*Data entries*.
<<<<

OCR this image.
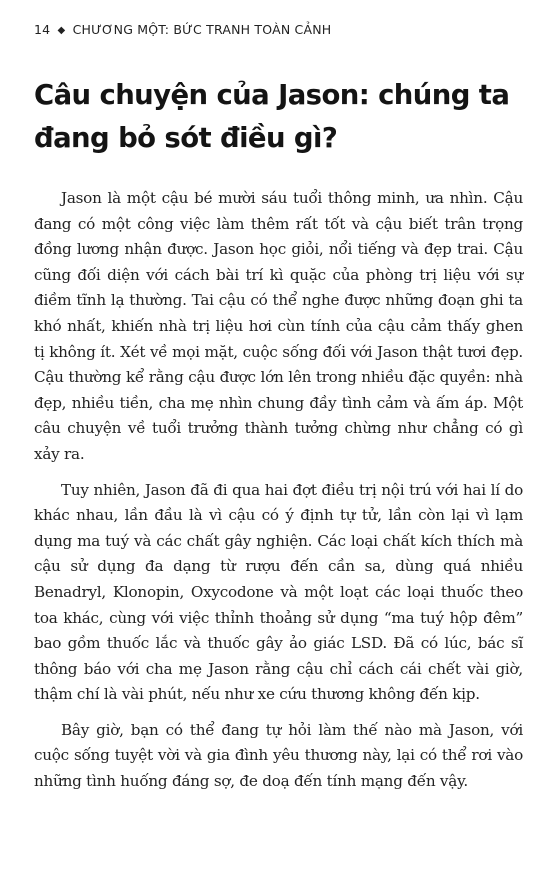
14 ◆ CHƯƠNG MỘT: BỨC TRANH TOÀN CẢNH
Câu chuyện của Jason: chúng ta đang bỏ sót điều gì?

Jason là một cậu bé mười sáu tuổi thông minh, ưa nhìn. Cậu đang có một công việc làm thêm rất tốt và cậu biết trân trọng đồng lương nhận được. Jason học giỏi, nổi tiếng và đẹp trai. Cậu cũng đối diện với cách bài trí kì quặc của phòng trị liệu với sự điềm tĩnh lạ thường. Tai cậu có thể nghe được những đoạn ghi ta khó nhất, khiến nhà trị liệu hơi cùn tính của cậu cảm thấy ghen tị không ít. Xét về mọi mặt, cuộc sống đối với Jason thật tươi đẹp. Cậu thường kể rằng cậu được lớn lên trong nhiều đặc quyền: nhà đẹp, nhiều tiền, cha mẹ nhìn chung đầy tình cảm và ấm áp. Một câu chuyện về tuổi trưởng thành tưởng chừng như chẳng có gì xảy ra.

Tuy nhiên, Jason đã đi qua hai đợt điều trị nội trú với hai lí do khác nhau, lần đầu là vì cậu có ý định tự tử, lần còn lại vì lạm dụng ma tuý và các chất gây nghiện. Các loại chất kích thích mà cậu sử dụng đa dạng từ rượu đến cần sa, dùng quá nhiều Benadryl, Klonopin, Oxycodone và một loạt các loại thuốc theo toa khác, cùng với việc thỉnh thoảng sử dụng “ma tuý hộp đêm” bao gồm thuốc lắc và thuốc gây ảo giác LSD. Đã có lúc, bác sĩ thông báo với cha mẹ Jason rằng cậu chỉ cách cái chết vài giờ, thậm chí là vài phút, nếu như xe cứu thương không đến kịp.

Bây giờ, bạn có thể đang tự hỏi làm thế nào mà Jason, với cuộc sống tuyệt vời và gia đình yêu thương này, lại có thể rơi vào những tình huống đáng sợ, đe doạ đến tính mạng đến vậy.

>>>>

*Exercise requirements*.
The records above need to be restated word for word, with the pictures left out.

*Output for this exercise*.
OCR this image.
14 ◆ CHƯƠNG MỘT: BỨC TRANH TOÀN CẢNH
Câu chuyện của Jason: chúng ta đang bỏ sót điều gì?

Jason là một cậu bé mười sáu tuổi thông minh, ưa nhìn. Cậu đang có một công việc làm thêm rất tốt và cậu biết trân trọng đồng lương nhận được. Jason học giỏi, nổi tiếng và đẹp trai. Cậu cũng đối diện với cách bài trí kì quặc của phòng trị liệu với sự điềm tĩnh lạ thường. Tai cậu có thể nghe được những đoạn ghi ta khó nhất, khiến nhà trị liệu hơi cùn tính của cậu cảm thấy ghen tị không ít. Xét về mọi mặt, cuộc sống đối với Jason thật tươi đẹp. Cậu thường kể rằng cậu được lớn lên trong nhiều đặc quyền: nhà đẹp, nhiều tiền, cha mẹ nhìn chung đầy tình cảm và ấm áp. Một câu chuyện về tuổi trưởng thành tưởng chừng như chẳng có gì xảy ra.

Tuy nhiên, Jason đã đi qua hai đợt điều trị nội trú với hai lí do khác nhau, lần đầu là vì cậu có ý định tự tử, lần còn lại vì lạm dụng ma tuý và các chất gây nghiện. Các loại chất kích thích mà cậu sử dụng đa dạng từ rượu đến cần sa, dùng quá nhiều Benadryl, Klonopin, Oxycodone và một loạt các loại thuốc theo toa khác, cùng với việc thỉnh thoảng sử dụng “ma tuý hộp đêm” bao gồm thuốc lắc và thuốc gây ảo giác LSD. Đã có lúc, bác sĩ thông báo với cha mẹ Jason rằng cậu chỉ cách cái chết vài giờ, thậm chí là vài phút, nếu như xe cứu thương không đến kịp.

Bây giờ, bạn có thể đang tự hỏi làm thế nào mà Jason, với cuộc sống tuyệt vời và gia đình yêu thương này, lại có thể rơi vào những tình huống đáng sợ, đe doạ đến tính mạng đến vậy.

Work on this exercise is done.